» TASK REQUIREMENTS: Repeat every line of the data exactly, but not the pictures.

— begin RECORDS FOR THE TASK —

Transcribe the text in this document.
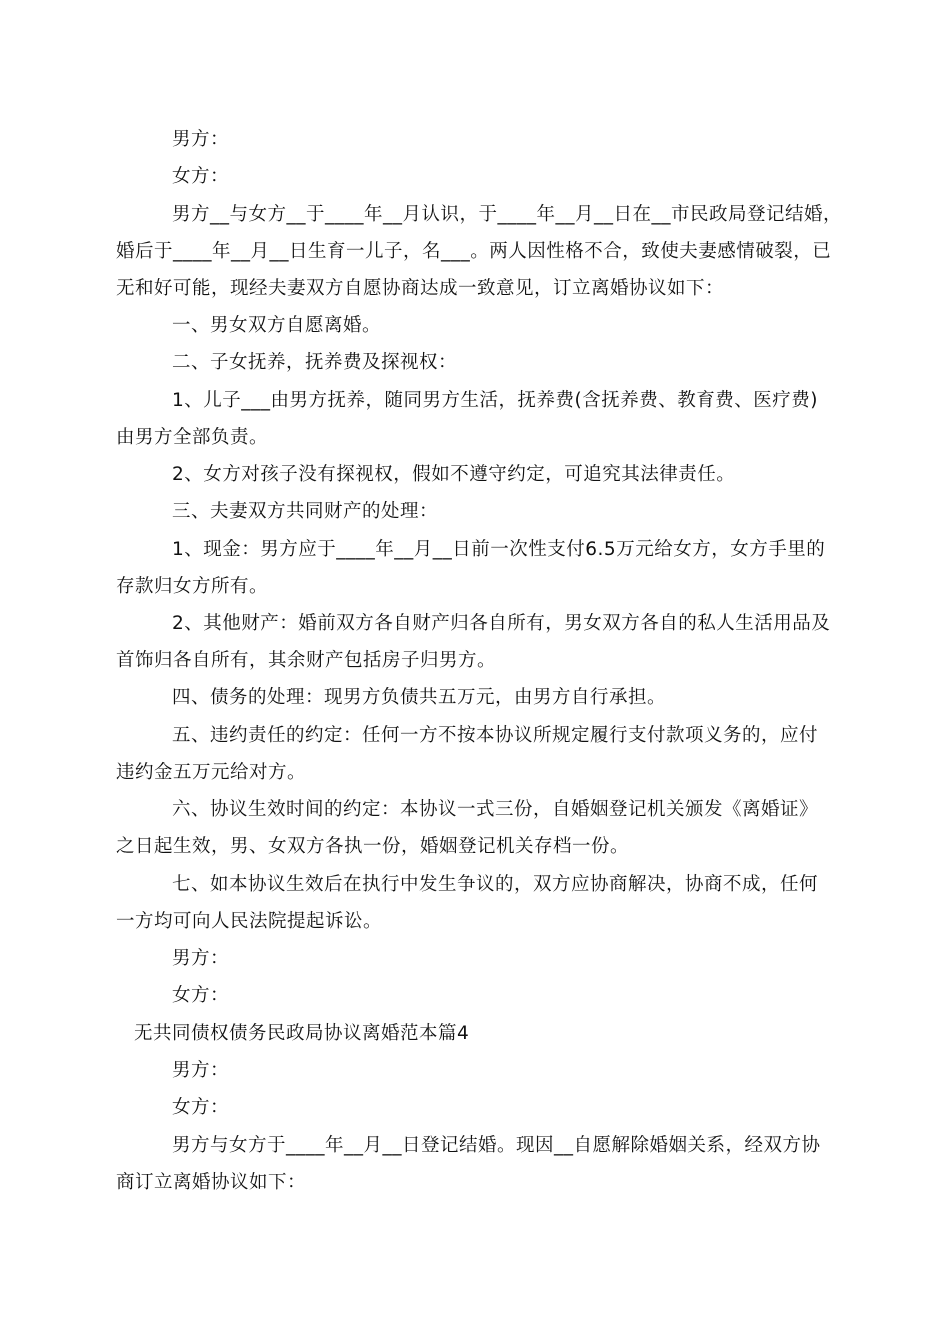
男方：
女方：
男方__与女方__于____年__月认识，于____年__月__日在__市民政局登记结婚，
婚后于____年__月__日生育一儿子，名___。两人因性格不合，致使夫妻感情破裂，已
无和好可能，现经夫妻双方自愿协商达成一致意见，订立离婚协议如下：
一、男女双方自愿离婚。
二、子女抚养，抚养费及探视权：
1、儿子___由男方抚养，随同男方生活，抚养费(含抚养费、教育费、医疗费)
由男方全部负责。
2、女方对孩子没有探视权，假如不遵守约定，可追究其法律责任。
三、夫妻双方共同财产的处理：
1、现金：男方应于____年__月__日前一次性支付6.5万元给女方，女方手里的
存款归女方所有。
2、其他财产：婚前双方各自财产归各自所有，男女双方各自的私人生活用品及
首饰归各自所有，其余财产包括房子归男方。
四、债务的处理：现男方负债共五万元，由男方自行承担。
五、违约责任的约定：任何一方不按本协议所规定履行支付款项义务的，应付
违约金五万元给对方。
六、协议生效时间的约定：本协议一式三份，自婚姻登记机关颁发《离婚证》
之日起生效，男、女双方各执一份，婚姻登记机关存档一份。
七、如本协议生效后在执行中发生争议的，双方应协商解决，协商不成，任何
一方均可向人民法院提起诉讼。
男方：
女方：
无共同债权债务民政局协议离婚范本篇4
男方：
女方：
男方与女方于____年__月__日登记结婚。现因__自愿解除婚姻关系，经双方协
商订立离婚协议如下：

— end RECORDS FOR THE TASK —

» TASK ANSWER:
Transcribe the text in this document.
男方：
女方：
男方__与女方__于____年__月认识，于____年__月__日在__市民政局登记结婚，
婚后于____年__月__日生育一儿子，名___。两人因性格不合，致使夫妻感情破裂，已
无和好可能，现经夫妻双方自愿协商达成一致意见，订立离婚协议如下：
一、男女双方自愿离婚。
二、子女抚养，抚养费及探视权：
1、儿子___由男方抚养，随同男方生活，抚养费(含抚养费、教育费、医疗费)
由男方全部负责。
2、女方对孩子没有探视权，假如不遵守约定，可追究其法律责任。
三、夫妻双方共同财产的处理：
1、现金：男方应于____年__月__日前一次性支付6.5万元给女方，女方手里的
存款归女方所有。
2、其他财产：婚前双方各自财产归各自所有，男女双方各自的私人生活用品及
首饰归各自所有，其余财产包括房子归男方。
四、债务的处理：现男方负债共五万元，由男方自行承担。
五、违约责任的约定：任何一方不按本协议所规定履行支付款项义务的，应付
违约金五万元给对方。
六、协议生效时间的约定：本协议一式三份，自婚姻登记机关颁发《离婚证》
之日起生效，男、女双方各执一份，婚姻登记机关存档一份。
七、如本协议生效后在执行中发生争议的，双方应协商解决，协商不成，任何
一方均可向人民法院提起诉讼。
男方：
女方：
无共同债权债务民政局协议离婚范本篇4
男方：
女方：
男方与女方于____年__月__日登记结婚。现因__自愿解除婚姻关系，经双方协
商订立离婚协议如下：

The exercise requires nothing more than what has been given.